» **Try it**:
According to the review below, which rover teams was Steve Ruff part of, and in what year?

» **Source extract**:
=== Begin Enclosure ===

REVIEW: “Life on Mars?” by Steve Ruff

Review of Steve Ruff, “Life on Mars?”, in Visions, Ventures, Escape Velocities: A Collection of Space Futures, edited by Ed Finn and Joey Eschrich, (Center for Science and Imagination, Arizona State University, 2017): 139-145 — Download here. Reviewed by Sara L. Uckelman. (Read the review of the anthology).

This is the non-fiction companion piece to both “The Baker of Mars” by Karl Schroeder (read the review) and “Death on Mars” by Madeline Ashby (read the review). Ruff, a Mars geologist who describes himself as a virtual Martian like the homesteaders in Schroeder’s story, was part of the Spirit and Opportunity rover teams in 2004, and has as close to “personal” experience of life on Mars as is currently possible.

Ordinarily, scientists write up their knowledge and experiences in scientific papers, which come complete with their own vocabulary, constraints, and norms, with the result that even to scientists in other fields, these papers can be inaccessible. (Just because I write and publish in logic doesn’t mean that theoretical physics makes any sense to me. And I challenge any biologist to pick up one of my specialist papers and make heads or tails of it.) The opportunity to hear the insights and experiences of people like Ruff, as they relate to both science fiction and science fact and in a way that makes them accessible to the non-specialist, is one of the highlights of this anthology.

While his focus is on what would have to change, technologically, in the real world in order for Schroeder’s and Ashby’s futures to come about, what struck me most about Ruff’s account of his experiences on the rover team was how important the human-robot relationship is. The robots “are immune to jet lag and free from human frailties” (p. 140), unlike their human commanders back at home, some of whom struggle to adapt to the different length of the Martian day. But on the other hand, our mechanical counterparts on Mars often lack the mobility we have, and no amount of our trying to control them can change this. It is easy to anthropomorphise these mechanical contraptions, these first colonists of a foreign world. Here, fact and fiction blur, and who are we to say that intelligence can’t be created simply by treating the machine as if it were intelligent? Maybe the first life on Mars will turn out to be artificial, not biological.

=== End Enclosure ===

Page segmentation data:
=== Begin Enclosure ===

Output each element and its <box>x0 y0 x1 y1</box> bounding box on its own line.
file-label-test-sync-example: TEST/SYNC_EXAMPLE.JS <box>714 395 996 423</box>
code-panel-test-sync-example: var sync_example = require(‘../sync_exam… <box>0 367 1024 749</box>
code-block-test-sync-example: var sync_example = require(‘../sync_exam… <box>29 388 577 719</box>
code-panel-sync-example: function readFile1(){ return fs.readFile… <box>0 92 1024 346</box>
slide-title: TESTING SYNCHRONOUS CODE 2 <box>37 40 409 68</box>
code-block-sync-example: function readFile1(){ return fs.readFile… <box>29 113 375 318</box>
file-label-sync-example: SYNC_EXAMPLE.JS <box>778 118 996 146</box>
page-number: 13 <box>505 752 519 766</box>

=== End Enclosure ===

» **Answer space**:
He was part of the Spirit and Opportunity rover teams in 2004.